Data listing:
------------------------------------

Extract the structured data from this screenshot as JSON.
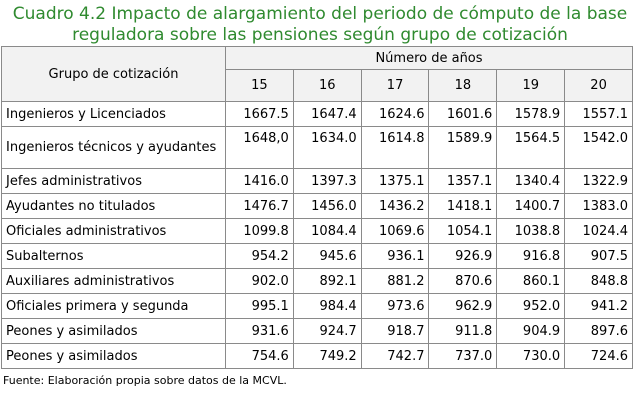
{
  "title": {
    "line1": "Cuadro 4.2 Impacto de alargamiento del periodo de cómputo de la base",
    "line2": "reguladora sobre las pensiones según grupo de cotización"
  },
  "table": {
    "group_header": "Grupo de cotización",
    "years_header": "Número de años",
    "years": [
      "15",
      "16",
      "17",
      "18",
      "19",
      "20"
    ],
    "rows": [
      {
        "label": "Ingenieros y Licenciados",
        "values": [
          "1667.5",
          "1647.4",
          "1624.6",
          "1601.6",
          "1578.9",
          "1557.1"
        ]
      },
      {
        "label": "Ingenieros técnicos y ayudantes",
        "values": [
          "1648,0",
          "1634.0",
          "1614.8",
          "1589.9",
          "1564.5",
          "1542.0"
        ]
      },
      {
        "label": "Jefes administrativos",
        "values": [
          "1416.0",
          "1397.3",
          "1375.1",
          "1357.1",
          "1340.4",
          "1322.9"
        ]
      },
      {
        "label": "Ayudantes no titulados",
        "values": [
          "1476.7",
          "1456.0",
          "1436.2",
          "1418.1",
          "1400.7",
          "1383.0"
        ]
      },
      {
        "label": "Oficiales administrativos",
        "values": [
          "1099.8",
          "1084.4",
          "1069.6",
          "1054.1",
          "1038.8",
          "1024.4"
        ]
      },
      {
        "label": "Subalternos",
        "values": [
          "954.2",
          "945.6",
          "936.1",
          "926.9",
          "916.8",
          "907.5"
        ]
      },
      {
        "label": "Auxiliares administrativos",
        "values": [
          "902.0",
          "892.1",
          "881.2",
          "870.6",
          "860.1",
          "848.8"
        ]
      },
      {
        "label": "Oficiales primera y segunda",
        "values": [
          "995.1",
          "984.4",
          "973.6",
          "962.9",
          "952.0",
          "941.2"
        ]
      },
      {
        "label": "Peones y asimilados",
        "values": [
          "931.6",
          "924.7",
          "918.7",
          "911.8",
          "904.9",
          "897.6"
        ]
      },
      {
        "label": "Peones y asimilados",
        "values": [
          "754.6",
          "749.2",
          "742.7",
          "737.0",
          "730.0",
          "724.6"
        ]
      }
    ]
  },
  "source": "Fuente: Elaboración propia sobre datos de la MCVL."
}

------------------------------------

WHAT IS BEING ASKED
Above are records to transcribe exactly; leave their pictures out.

WRITTEN SOLUTION
Extract the structured data from this screenshot as JSON.
{
  "title": {
    "line1": "Cuadro 4.2 Impacto de alargamiento del periodo de cómputo de la base",
    "line2": "reguladora sobre las pensiones según grupo de cotización"
  },
  "table": {
    "group_header": "Grupo de cotización",
    "years_header": "Número de años",
    "years": [
      "15",
      "16",
      "17",
      "18",
      "19",
      "20"
    ],
    "rows": [
      {
        "label": "Ingenieros y Licenciados",
        "values": [
          "1667.5",
          "1647.4",
          "1624.6",
          "1601.6",
          "1578.9",
          "1557.1"
        ]
      },
      {
        "label": "Ingenieros técnicos y ayudantes",
        "values": [
          "1648,0",
          "1634.0",
          "1614.8",
          "1589.9",
          "1564.5",
          "1542.0"
        ]
      },
      {
        "label": "Jefes administrativos",
        "values": [
          "1416.0",
          "1397.3",
          "1375.1",
          "1357.1",
          "1340.4",
          "1322.9"
        ]
      },
      {
        "label": "Ayudantes no titulados",
        "values": [
          "1476.7",
          "1456.0",
          "1436.2",
          "1418.1",
          "1400.7",
          "1383.0"
        ]
      },
      {
        "label": "Oficiales administrativos",
        "values": [
          "1099.8",
          "1084.4",
          "1069.6",
          "1054.1",
          "1038.8",
          "1024.4"
        ]
      },
      {
        "label": "Subalternos",
        "values": [
          "954.2",
          "945.6",
          "936.1",
          "926.9",
          "916.8",
          "907.5"
        ]
      },
      {
        "label": "Auxiliares administrativos",
        "values": [
          "902.0",
          "892.1",
          "881.2",
          "870.6",
          "860.1",
          "848.8"
        ]
      },
      {
        "label": "Oficiales primera y segunda",
        "values": [
          "995.1",
          "984.4",
          "973.6",
          "962.9",
          "952.0",
          "941.2"
        ]
      },
      {
        "label": "Peones y asimilados",
        "values": [
          "931.6",
          "924.7",
          "918.7",
          "911.8",
          "904.9",
          "897.6"
        ]
      },
      {
        "label": "Peones y asimilados",
        "values": [
          "754.6",
          "749.2",
          "742.7",
          "737.0",
          "730.0",
          "724.6"
        ]
      }
    ]
  },
  "source": "Fuente: Elaboración propia sobre datos de la MCVL."
}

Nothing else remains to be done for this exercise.